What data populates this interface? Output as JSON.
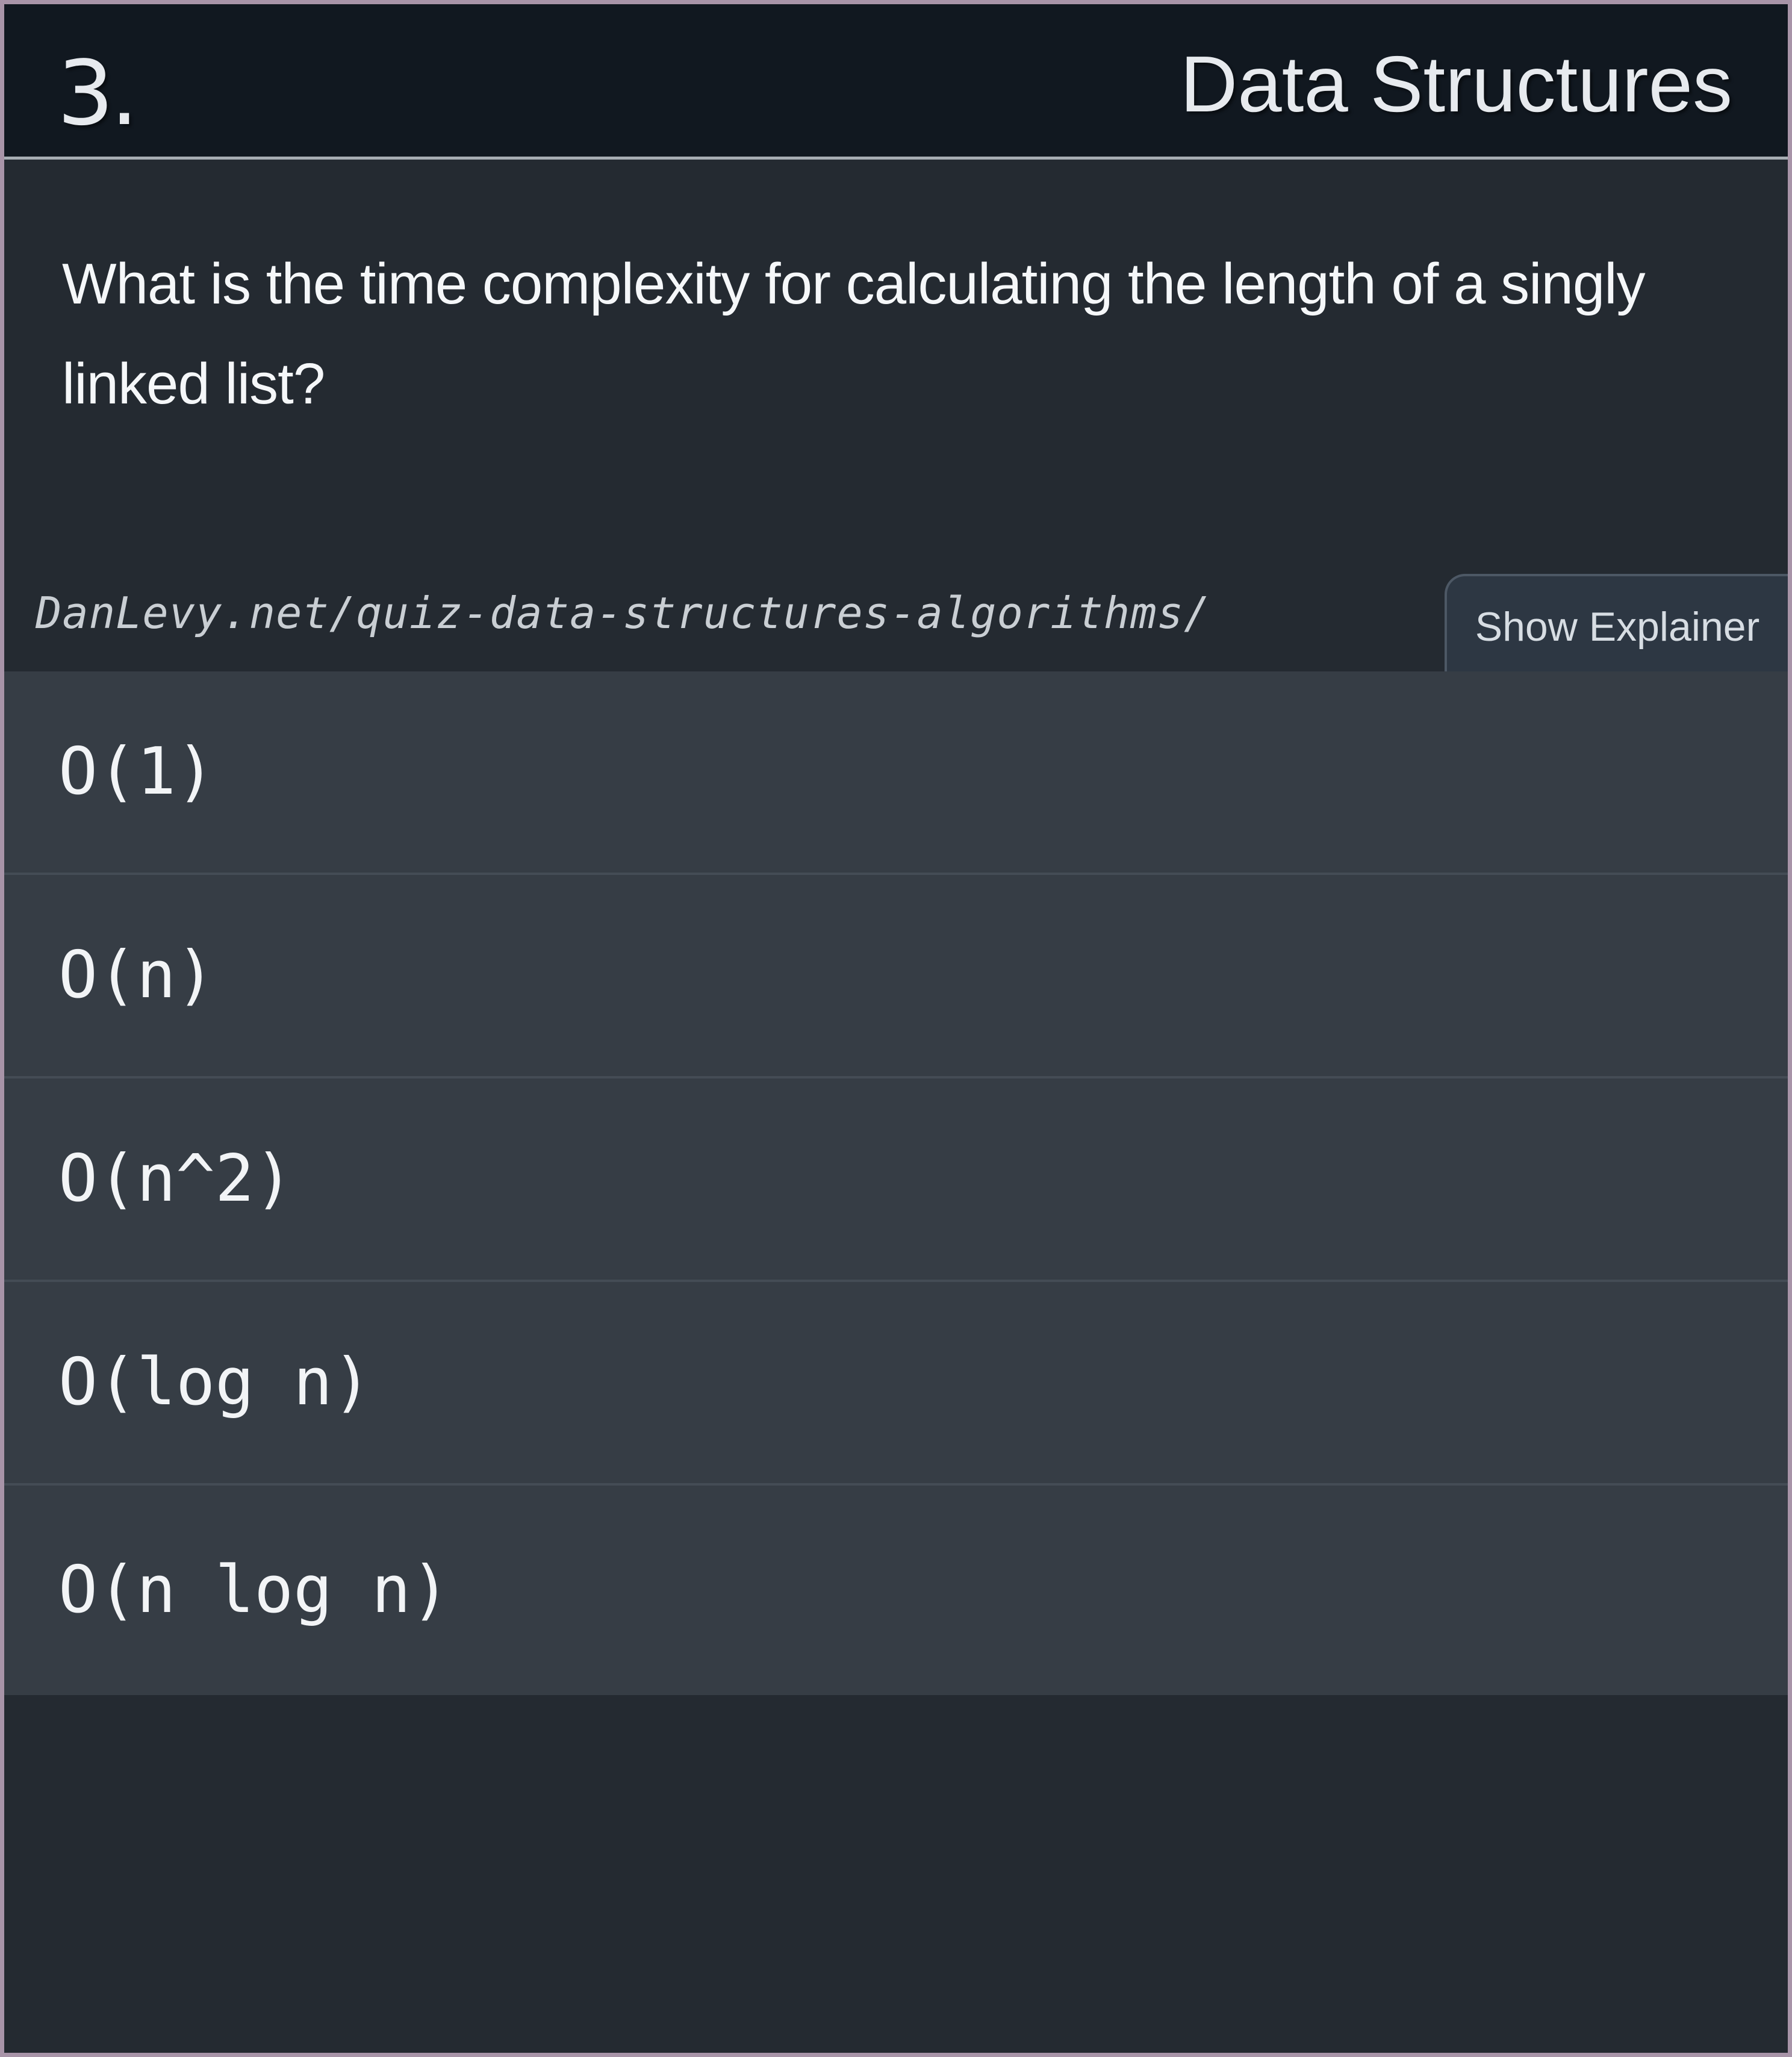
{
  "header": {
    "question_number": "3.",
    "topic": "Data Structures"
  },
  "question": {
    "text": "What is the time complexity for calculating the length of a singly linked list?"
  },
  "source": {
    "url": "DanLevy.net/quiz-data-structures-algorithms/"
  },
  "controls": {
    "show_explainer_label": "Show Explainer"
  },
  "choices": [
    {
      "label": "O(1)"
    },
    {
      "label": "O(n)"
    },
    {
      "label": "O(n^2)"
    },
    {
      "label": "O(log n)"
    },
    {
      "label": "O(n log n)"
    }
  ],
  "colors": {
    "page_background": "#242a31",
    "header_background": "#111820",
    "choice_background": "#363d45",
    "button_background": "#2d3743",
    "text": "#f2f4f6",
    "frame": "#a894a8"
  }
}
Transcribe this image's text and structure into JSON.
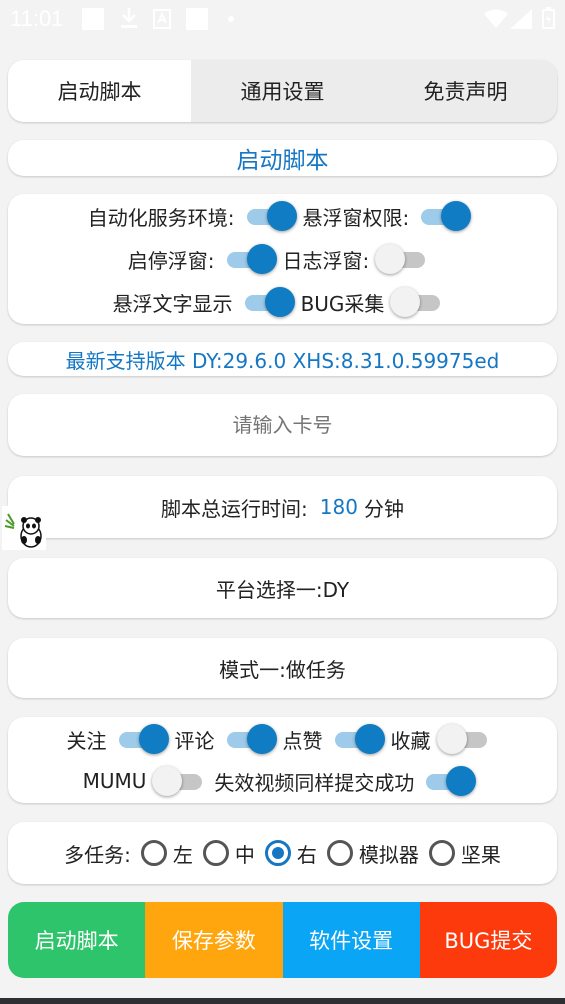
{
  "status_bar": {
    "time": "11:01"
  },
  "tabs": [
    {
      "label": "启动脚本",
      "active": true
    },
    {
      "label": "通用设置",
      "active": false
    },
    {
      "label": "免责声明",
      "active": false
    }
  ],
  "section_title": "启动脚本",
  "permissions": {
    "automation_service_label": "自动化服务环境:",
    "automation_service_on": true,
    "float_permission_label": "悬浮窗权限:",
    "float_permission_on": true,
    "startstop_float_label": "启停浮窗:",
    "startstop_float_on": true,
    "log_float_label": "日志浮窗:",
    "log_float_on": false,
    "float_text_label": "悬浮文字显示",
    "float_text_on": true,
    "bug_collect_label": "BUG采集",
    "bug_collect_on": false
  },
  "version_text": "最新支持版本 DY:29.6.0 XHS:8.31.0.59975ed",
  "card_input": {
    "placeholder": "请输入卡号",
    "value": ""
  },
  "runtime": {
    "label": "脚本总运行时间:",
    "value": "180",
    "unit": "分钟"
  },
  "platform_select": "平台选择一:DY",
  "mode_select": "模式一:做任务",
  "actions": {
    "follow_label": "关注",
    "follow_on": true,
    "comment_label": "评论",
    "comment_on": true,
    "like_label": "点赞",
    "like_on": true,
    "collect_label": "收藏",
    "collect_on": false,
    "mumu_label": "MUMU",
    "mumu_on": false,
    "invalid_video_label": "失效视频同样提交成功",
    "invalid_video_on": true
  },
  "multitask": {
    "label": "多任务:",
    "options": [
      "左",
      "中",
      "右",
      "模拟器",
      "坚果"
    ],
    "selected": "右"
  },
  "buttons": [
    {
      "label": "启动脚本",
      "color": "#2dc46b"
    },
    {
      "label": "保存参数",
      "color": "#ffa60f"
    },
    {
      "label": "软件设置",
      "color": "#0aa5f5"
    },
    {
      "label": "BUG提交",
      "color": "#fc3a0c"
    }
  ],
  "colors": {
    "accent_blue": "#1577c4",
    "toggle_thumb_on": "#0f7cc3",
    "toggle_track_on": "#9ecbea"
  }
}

::::

▶ _DIRECTIONS FOR THIS TASK_:
Omit the pictures, then quote the rest of the material above exactly.

▶ _ANSWER TO THIS TASK_:
What data populates this interface? Output as JSON.
{
  "header": {
    "question_number": "3.",
    "topic": "Data Structures"
  },
  "question": {
    "text": "What is the time complexity for calculating the length of a singly linked list?"
  },
  "source": {
    "url": "DanLevy.net/quiz-data-structures-algorithms/"
  },
  "controls": {
    "show_explainer_label": "Show Explainer"
  },
  "choices": [
    {
      "label": "O(1)"
    },
    {
      "label": "O(n)"
    },
    {
      "label": "O(n^2)"
    },
    {
      "label": "O(log n)"
    },
    {
      "label": "O(n log n)"
    }
  ],
  "colors": {
    "page_background": "#242a31",
    "header_background": "#111820",
    "choice_background": "#363d45",
    "button_background": "#2d3743",
    "text": "#f2f4f6",
    "frame": "#a894a8"
  }
}
Transcribe this image's text and structure into JSON.
{
  "status_bar": {
    "time": "11:01"
  },
  "tabs": [
    {
      "label": "启动脚本",
      "active": true
    },
    {
      "label": "通用设置",
      "active": false
    },
    {
      "label": "免责声明",
      "active": false
    }
  ],
  "section_title": "启动脚本",
  "permissions": {
    "automation_service_label": "自动化服务环境:",
    "automation_service_on": true,
    "float_permission_label": "悬浮窗权限:",
    "float_permission_on": true,
    "startstop_float_label": "启停浮窗:",
    "startstop_float_on": true,
    "log_float_label": "日志浮窗:",
    "log_float_on": false,
    "float_text_label": "悬浮文字显示",
    "float_text_on": true,
    "bug_collect_label": "BUG采集",
    "bug_collect_on": false
  },
  "version_text": "最新支持版本 DY:29.6.0 XHS:8.31.0.59975ed",
  "card_input": {
    "placeholder": "请输入卡号",
    "value": ""
  },
  "runtime": {
    "label": "脚本总运行时间:",
    "value": "180",
    "unit": "分钟"
  },
  "platform_select": "平台选择一:DY",
  "mode_select": "模式一:做任务",
  "actions": {
    "follow_label": "关注",
    "follow_on": true,
    "comment_label": "评论",
    "comment_on": true,
    "like_label": "点赞",
    "like_on": true,
    "collect_label": "收藏",
    "collect_on": false,
    "mumu_label": "MUMU",
    "mumu_on": false,
    "invalid_video_label": "失效视频同样提交成功",
    "invalid_video_on": true
  },
  "multitask": {
    "label": "多任务:",
    "options": [
      "左",
      "中",
      "右",
      "模拟器",
      "坚果"
    ],
    "selected": "右"
  },
  "buttons": [
    {
      "label": "启动脚本",
      "color": "#2dc46b"
    },
    {
      "label": "保存参数",
      "color": "#ffa60f"
    },
    {
      "label": "软件设置",
      "color": "#0aa5f5"
    },
    {
      "label": "BUG提交",
      "color": "#fc3a0c"
    }
  ],
  "colors": {
    "accent_blue": "#1577c4",
    "toggle_thumb_on": "#0f7cc3",
    "toggle_track_on": "#9ecbea"
  }
}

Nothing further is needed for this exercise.